▸ Short problem: Note each line that includes the word "пункта". Copy those lines.

★ ★ ★

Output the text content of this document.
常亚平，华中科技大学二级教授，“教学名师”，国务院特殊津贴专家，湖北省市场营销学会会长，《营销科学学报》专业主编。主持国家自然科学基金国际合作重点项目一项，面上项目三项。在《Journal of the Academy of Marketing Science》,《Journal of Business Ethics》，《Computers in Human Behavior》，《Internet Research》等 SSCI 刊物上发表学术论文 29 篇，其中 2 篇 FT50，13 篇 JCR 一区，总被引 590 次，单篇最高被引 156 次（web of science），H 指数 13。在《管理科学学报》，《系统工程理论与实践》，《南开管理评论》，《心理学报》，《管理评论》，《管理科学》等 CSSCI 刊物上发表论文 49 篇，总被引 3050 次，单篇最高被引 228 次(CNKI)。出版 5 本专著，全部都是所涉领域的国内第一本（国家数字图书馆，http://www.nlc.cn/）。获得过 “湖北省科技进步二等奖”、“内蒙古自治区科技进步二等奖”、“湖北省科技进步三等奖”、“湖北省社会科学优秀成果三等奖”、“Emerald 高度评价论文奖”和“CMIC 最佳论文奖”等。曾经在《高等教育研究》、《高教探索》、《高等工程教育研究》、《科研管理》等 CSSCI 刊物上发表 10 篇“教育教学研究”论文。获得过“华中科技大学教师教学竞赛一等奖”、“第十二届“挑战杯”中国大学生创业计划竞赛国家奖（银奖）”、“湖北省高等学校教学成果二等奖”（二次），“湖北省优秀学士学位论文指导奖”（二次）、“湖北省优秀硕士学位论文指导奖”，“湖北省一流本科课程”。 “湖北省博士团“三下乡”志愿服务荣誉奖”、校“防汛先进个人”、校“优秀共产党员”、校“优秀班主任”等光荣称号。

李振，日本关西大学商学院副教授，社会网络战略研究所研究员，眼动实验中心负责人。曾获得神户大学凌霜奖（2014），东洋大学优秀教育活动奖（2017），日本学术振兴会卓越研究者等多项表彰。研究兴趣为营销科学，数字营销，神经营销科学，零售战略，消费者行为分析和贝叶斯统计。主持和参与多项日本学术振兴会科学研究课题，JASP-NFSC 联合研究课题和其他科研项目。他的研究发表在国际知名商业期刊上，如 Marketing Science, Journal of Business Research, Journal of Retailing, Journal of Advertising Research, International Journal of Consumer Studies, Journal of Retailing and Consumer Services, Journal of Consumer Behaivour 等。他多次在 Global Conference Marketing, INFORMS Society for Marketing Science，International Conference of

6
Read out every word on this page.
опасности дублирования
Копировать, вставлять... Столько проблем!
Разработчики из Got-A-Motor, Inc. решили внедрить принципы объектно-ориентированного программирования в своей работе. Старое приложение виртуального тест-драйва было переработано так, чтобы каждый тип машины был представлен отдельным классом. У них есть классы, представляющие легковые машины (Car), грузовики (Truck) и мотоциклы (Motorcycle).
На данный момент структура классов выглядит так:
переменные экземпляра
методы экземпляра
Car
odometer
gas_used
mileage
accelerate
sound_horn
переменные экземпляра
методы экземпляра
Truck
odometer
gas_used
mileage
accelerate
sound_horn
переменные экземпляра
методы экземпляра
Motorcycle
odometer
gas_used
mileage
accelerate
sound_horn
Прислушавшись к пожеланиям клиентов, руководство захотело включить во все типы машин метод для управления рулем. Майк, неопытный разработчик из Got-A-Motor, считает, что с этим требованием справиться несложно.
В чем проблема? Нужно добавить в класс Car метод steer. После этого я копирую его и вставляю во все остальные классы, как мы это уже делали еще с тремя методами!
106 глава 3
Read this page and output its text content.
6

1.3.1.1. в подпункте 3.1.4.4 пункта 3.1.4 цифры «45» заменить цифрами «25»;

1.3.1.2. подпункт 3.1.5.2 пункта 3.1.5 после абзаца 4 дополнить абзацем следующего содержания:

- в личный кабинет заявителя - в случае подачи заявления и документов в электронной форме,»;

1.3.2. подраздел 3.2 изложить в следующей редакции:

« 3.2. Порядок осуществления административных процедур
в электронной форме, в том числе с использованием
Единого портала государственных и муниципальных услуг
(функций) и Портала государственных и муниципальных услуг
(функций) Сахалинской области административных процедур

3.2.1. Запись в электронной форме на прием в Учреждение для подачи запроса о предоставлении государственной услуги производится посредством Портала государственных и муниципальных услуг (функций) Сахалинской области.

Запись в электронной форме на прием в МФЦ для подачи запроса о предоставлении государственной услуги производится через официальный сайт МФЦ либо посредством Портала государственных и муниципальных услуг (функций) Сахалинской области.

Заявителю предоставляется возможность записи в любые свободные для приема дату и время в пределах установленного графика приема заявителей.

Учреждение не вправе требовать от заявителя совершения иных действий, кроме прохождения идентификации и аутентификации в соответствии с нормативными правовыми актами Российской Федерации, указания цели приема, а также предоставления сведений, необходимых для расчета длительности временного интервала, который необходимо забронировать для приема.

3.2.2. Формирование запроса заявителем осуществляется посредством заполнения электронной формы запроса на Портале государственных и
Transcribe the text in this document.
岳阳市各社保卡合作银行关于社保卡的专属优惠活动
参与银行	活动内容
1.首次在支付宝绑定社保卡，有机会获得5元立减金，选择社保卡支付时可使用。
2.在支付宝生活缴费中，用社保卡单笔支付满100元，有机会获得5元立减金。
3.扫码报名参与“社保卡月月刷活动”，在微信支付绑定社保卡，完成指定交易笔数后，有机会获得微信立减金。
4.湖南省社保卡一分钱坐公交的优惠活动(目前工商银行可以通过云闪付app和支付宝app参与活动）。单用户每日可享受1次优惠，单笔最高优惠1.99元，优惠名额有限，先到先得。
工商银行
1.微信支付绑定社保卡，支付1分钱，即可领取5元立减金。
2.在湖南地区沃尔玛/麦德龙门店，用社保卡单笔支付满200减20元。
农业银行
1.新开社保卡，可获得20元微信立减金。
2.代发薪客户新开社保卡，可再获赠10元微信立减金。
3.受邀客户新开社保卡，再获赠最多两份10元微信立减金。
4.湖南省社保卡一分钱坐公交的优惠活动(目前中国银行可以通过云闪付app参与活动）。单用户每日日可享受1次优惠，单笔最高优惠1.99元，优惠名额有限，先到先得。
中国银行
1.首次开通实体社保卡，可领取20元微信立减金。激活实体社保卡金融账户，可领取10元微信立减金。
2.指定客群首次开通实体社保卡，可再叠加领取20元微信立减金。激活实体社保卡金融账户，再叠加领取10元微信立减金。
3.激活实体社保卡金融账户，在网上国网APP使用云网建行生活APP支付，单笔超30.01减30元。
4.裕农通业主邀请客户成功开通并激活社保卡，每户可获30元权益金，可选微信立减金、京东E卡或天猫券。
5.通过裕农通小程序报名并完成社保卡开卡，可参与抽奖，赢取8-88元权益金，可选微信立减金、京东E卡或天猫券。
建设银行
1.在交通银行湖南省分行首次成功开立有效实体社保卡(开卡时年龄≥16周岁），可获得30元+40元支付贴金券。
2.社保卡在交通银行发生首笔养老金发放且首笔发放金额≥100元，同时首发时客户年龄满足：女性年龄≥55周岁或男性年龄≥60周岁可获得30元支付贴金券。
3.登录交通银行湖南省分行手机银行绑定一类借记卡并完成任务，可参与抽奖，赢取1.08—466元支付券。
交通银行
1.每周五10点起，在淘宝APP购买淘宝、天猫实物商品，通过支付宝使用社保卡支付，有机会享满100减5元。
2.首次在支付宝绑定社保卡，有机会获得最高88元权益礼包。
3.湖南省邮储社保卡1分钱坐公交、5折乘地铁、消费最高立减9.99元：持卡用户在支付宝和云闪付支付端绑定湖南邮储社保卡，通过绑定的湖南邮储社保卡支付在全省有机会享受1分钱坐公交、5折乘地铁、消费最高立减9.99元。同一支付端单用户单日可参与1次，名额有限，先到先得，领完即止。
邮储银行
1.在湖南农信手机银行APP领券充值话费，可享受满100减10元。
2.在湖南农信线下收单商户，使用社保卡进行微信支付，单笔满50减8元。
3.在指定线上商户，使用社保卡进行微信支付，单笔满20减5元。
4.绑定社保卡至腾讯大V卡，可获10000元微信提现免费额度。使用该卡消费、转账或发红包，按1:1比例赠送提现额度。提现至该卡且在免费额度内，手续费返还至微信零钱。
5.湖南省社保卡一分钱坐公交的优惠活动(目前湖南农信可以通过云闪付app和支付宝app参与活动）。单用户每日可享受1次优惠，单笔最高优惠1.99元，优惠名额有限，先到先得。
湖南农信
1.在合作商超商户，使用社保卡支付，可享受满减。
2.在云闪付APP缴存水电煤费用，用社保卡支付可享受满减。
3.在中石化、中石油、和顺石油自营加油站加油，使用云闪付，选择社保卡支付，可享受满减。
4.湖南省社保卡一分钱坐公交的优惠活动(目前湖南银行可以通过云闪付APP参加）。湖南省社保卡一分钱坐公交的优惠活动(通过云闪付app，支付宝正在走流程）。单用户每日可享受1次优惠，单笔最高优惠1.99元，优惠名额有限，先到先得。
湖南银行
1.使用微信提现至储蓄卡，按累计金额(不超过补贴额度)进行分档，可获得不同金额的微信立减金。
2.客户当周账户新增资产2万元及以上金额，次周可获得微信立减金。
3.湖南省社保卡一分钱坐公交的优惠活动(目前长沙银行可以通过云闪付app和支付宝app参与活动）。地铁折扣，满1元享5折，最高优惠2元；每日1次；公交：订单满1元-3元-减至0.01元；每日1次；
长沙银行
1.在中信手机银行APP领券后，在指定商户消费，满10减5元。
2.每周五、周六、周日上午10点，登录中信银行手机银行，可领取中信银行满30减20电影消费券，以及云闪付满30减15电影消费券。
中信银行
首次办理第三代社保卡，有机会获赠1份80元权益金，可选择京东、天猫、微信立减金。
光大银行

★ ★ ★

▸ Written solution:
1.3.1.1. в подпункте 3.1.4.4 пункта 3.1.4 цифры «45» заменить цифрами «25»;
1.3.1.2. подпункт 3.1.5.2 пункта 3.1.5 после абзаца 4 дополнить абзацем следующего содержания:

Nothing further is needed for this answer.